**Given problem**
Write out every entry, unchanged. Skip any picture.

**Stored rows**
• • • •

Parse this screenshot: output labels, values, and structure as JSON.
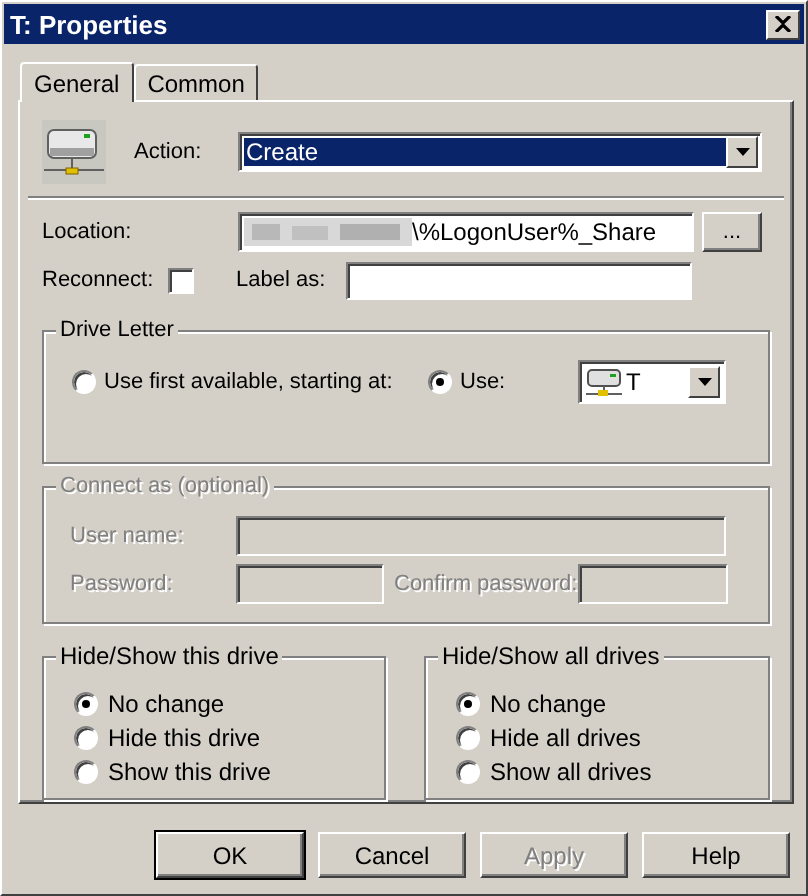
{
  "window": {
    "title": "T: Properties"
  },
  "tabs": [
    {
      "label": "General",
      "selected": true
    },
    {
      "label": "Common",
      "selected": false
    }
  ],
  "action": {
    "label": "Action:",
    "value": "Create"
  },
  "location": {
    "label": "Location:",
    "value": "\\%LogonUser%_Share",
    "browse": "..."
  },
  "reconnect": {
    "label": "Reconnect:",
    "checked": false
  },
  "label_as": {
    "label": "Label as:"
  },
  "drive_letter": {
    "title": "Drive Letter",
    "options": [
      {
        "label": "Use first available, starting at:",
        "selected": false
      },
      {
        "label": "Use:",
        "selected": true
      }
    ],
    "drive": "T"
  },
  "connect_as": {
    "title": "Connect as (optional)",
    "disabled": true,
    "user_name": "User name:",
    "password": "Password:",
    "confirm_password": "Confirm password:"
  },
  "hide_show_this_drive": {
    "title": "Hide/Show this drive",
    "options": [
      {
        "label": "No change",
        "selected": true
      },
      {
        "label": "Hide this drive",
        "selected": false
      },
      {
        "label": "Show this drive",
        "selected": false
      }
    ]
  },
  "hide_show_all_drives": {
    "title": "Hide/Show all drives",
    "options": [
      {
        "label": "No change",
        "selected": true
      },
      {
        "label": "Hide all drives",
        "selected": false
      },
      {
        "label": "Show all drives",
        "selected": false
      }
    ]
  },
  "buttons": [
    {
      "label": "OK",
      "default": true,
      "disabled": false
    },
    {
      "label": "Cancel",
      "default": false,
      "disabled": false
    },
    {
      "label": "Apply",
      "default": false,
      "disabled": true
    },
    {
      "label": "Help",
      "default": false,
      "disabled": false
    }
  ]
}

• • • •

**Final result**
Parse this screenshot: output labels, values, and structure as JSON.
{
  "window": {
    "title": "T: Properties"
  },
  "tabs": [
    {
      "label": "General",
      "selected": true
    },
    {
      "label": "Common",
      "selected": false
    }
  ],
  "action": {
    "label": "Action:",
    "value": "Create"
  },
  "location": {
    "label": "Location:",
    "value": "\\%LogonUser%_Share",
    "browse": "..."
  },
  "reconnect": {
    "label": "Reconnect:",
    "checked": false
  },
  "label_as": {
    "label": "Label as:"
  },
  "drive_letter": {
    "title": "Drive Letter",
    "options": [
      {
        "label": "Use first available, starting at:",
        "selected": false
      },
      {
        "label": "Use:",
        "selected": true
      }
    ],
    "drive": "T"
  },
  "connect_as": {
    "title": "Connect as (optional)",
    "disabled": true,
    "user_name": "User name:",
    "password": "Password:",
    "confirm_password": "Confirm password:"
  },
  "hide_show_this_drive": {
    "title": "Hide/Show this drive",
    "options": [
      {
        "label": "No change",
        "selected": true
      },
      {
        "label": "Hide this drive",
        "selected": false
      },
      {
        "label": "Show this drive",
        "selected": false
      }
    ]
  },
  "hide_show_all_drives": {
    "title": "Hide/Show all drives",
    "options": [
      {
        "label": "No change",
        "selected": true
      },
      {
        "label": "Hide all drives",
        "selected": false
      },
      {
        "label": "Show all drives",
        "selected": false
      }
    ]
  },
  "buttons": [
    {
      "label": "OK",
      "default": true,
      "disabled": false
    },
    {
      "label": "Cancel",
      "default": false,
      "disabled": false
    },
    {
      "label": "Apply",
      "default": false,
      "disabled": true
    },
    {
      "label": "Help",
      "default": false,
      "disabled": false
    }
  ]
}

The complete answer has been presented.